#### Excerpted text:

## Start

On 2018年07月02日 10:45, Toshiaki Makita wrote:
Hi Jason,
On 2018/06/29 18:30, Jason Wang wrote:
On 2018年06月29日 16:09, Toshiaki Makita wrote:
...
To fix this, poll the work instead of enabling notification when
busypoll is interrupted by something. IMHO signal_pending() and
vhost_has_work() are kind of interruptions rather than signals to
completely cancel the busypoll, so let's run busypoll after the
necessary work is done. In order to avoid too long busyloop due to
interruption, save the endtime in vq field and use it when reentering
the work function.
I think we don't care long busyloop unless e.g tx can starve rx?
I just want to keep it user-controllable. Unless memorizing it busypoll
can run unexpectedly long.
I think the total amount of time for busy polling is bounded. If I was
wrong, it should be a bug somewhere.
I observed this problem makes tx performance poor but does not rx. I
guess it is because rx notification from socket is not that heavy so
did not impact the performance even when we failed to mask the
notification.
I think the reason is:
For tx, we may only process used ring under handle_tx(). Busy polling
code can not recognize this case.
For rx, we call peek_head_len() after exiting busy loop, so if the work
is for rx, it can be processed in handle_rx() immediately.
Sorry but I don't see the difference. Tx busypoll calls
vhost_get_vq_desc() immediately after busypoll exits in
vhost_net_tx_get_vq_desc().
Yes, so for the problem of zerocopy callback issue is we don't poll used
(done_idx != upend_idx). Maybe we can try to add this and avoid the
check of vhost_has_worker().
The scenario I described above (in 2nd paragraph) is a bit simplified.
To be clearer what I think is happening is:
1. handle_tx() runs busypoll with notification enabled (due to zerocopy
callback or something).
I think it was due to we enable notification when we exit handle_tx().

## End

#### Dataset content:
## Start

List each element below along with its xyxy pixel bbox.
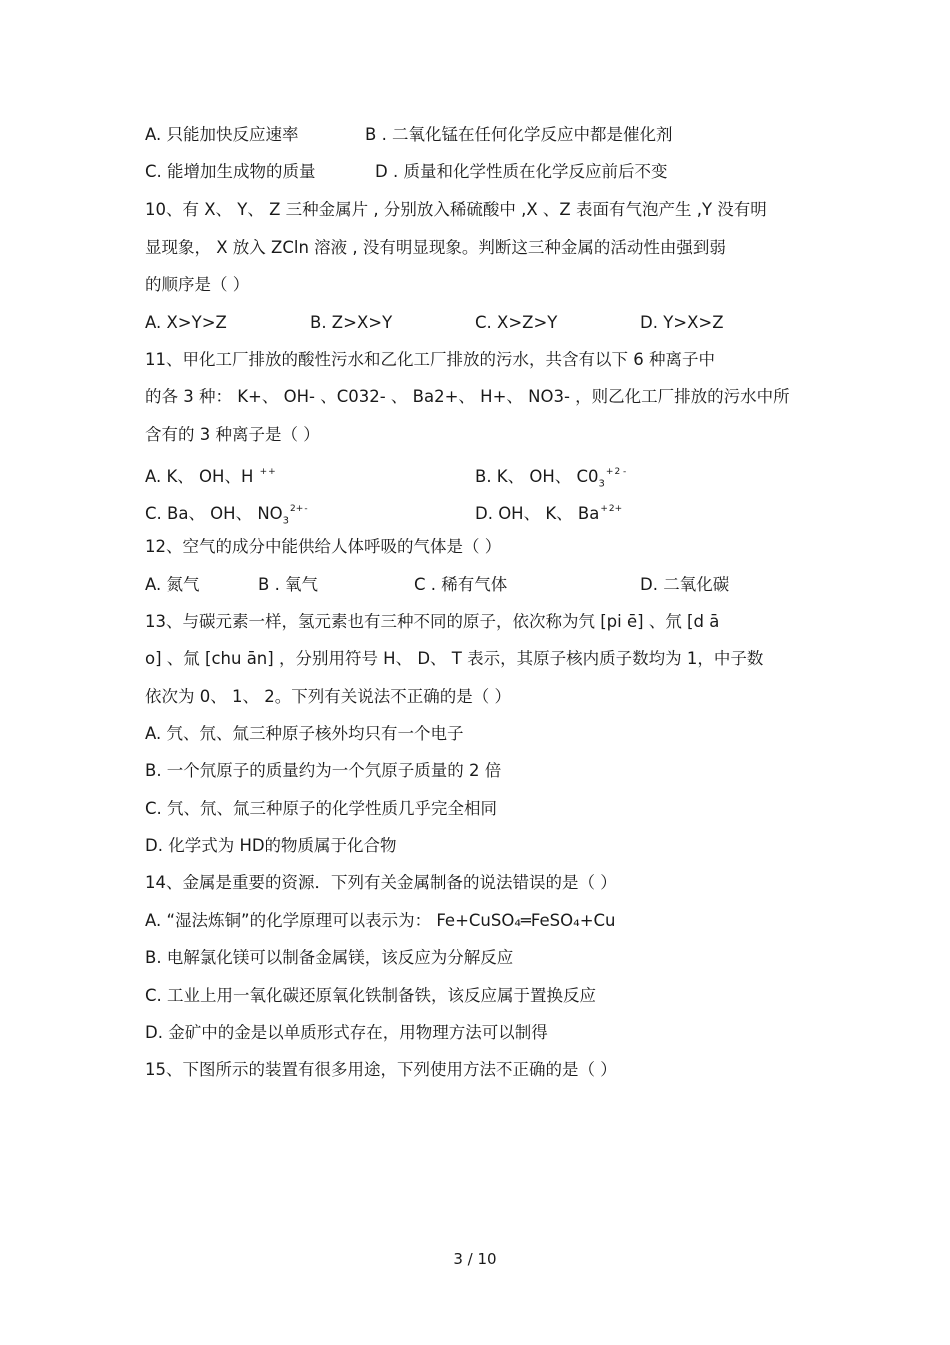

## End

#### The tasks:
[a] Transcribe the portion of the vhost busypoll email thread that opens with the words containing "I just want" and closes with "in handle_rx() immediately.".
[b] Pick up the vhost busypoll email thread after its final line and carry the discussion forward.

#### Answers for this exercise:
[a]
I just want to keep it user-controllable. Unless memorizing it busypoll
can run unexpectedly long.
I think the total amount of time for busy polling is bounded. If I was
wrong, it should be a bug somewhere.
I observed this problem makes tx performance poor but does not rx. I
guess it is because rx notification from socket is not that heavy so
did not impact the performance even when we failed to mask the
notification.
I think the reason is:
For tx, we may only process used ring under handle_tx(). Busy polling
code can not recognize this case.
For rx, we call peek_head_len() after exiting busy loop, so if the work
is for rx, it can be processed in handle_rx() immediately.

[b]
2. Guest produces a packet in vring.
3. handle_tx() busypoll detects the produced packet and get it.
4. While vhost is processing the packet, guest kicks vring because it
produced the packet. Vring notification is disabled automatically by
event_idx and tx work is queued.
5. After processing the packet vhost enters busyloop again, but detects
tx work and exits busyloop immediately. Then handle_tx() exits after
enabling the notification.
6. Because the queued work was tx, handle_tx() is called immediately
again. handle_tx() runs busypoll with notification enabled.
7. Repeat 2-6.
Exactly what I understand.
Anyway for consistency I fixed rx routine as well as tx.
Performance numbers:
- Bulk transfer from guest to external physical server.
[Guest]->vhost_net->tap--(XDP_REDIRECT)-->i40e --(wire)--> [Server]
Just to confirm in this case since zerocopy is enabled, we are in fact
use the generic XDP datapath?
For some reason zerocopy was not applied for most packets, so in most
cases driver XDP was used. I was going to dig into it but not yet.
Right, just to confirm this. This is expected.
In tuntap, we do native XDP only for small and non zerocopy packets. See
tun_can_build_skb(). The reason is XDP may adjust packet header which is
not supported by zercopy. We can only use XDP generic for zerocopy in
this case.
- Set 10us busypoll.
- Guest disables checksum and TSO because of host XDP.
- Measured single flow Mbps by netperf, and kicks by perf kvm stat
(EPT_MISCONFIG event).
Before After
Mbps kicks/s Mbps kicks/s
UDP_STREAM 1472byte 247758 27
Send 3645.37 6958.10
Recv 3588.56 6958.10
1byte 9865 37
Send 4.34 5.43
Recv 4.17 5.26
TCP_STREAM 8801.03 45794 9592.77 2884
Impressive numbers.
Signed-off-by: Toshiaki Makita <makita.toshiaki@xxxxxxxxxxxxx>
---
...
+static bool vhost_busy_poll_interrupted(struct vhost_dev *dev)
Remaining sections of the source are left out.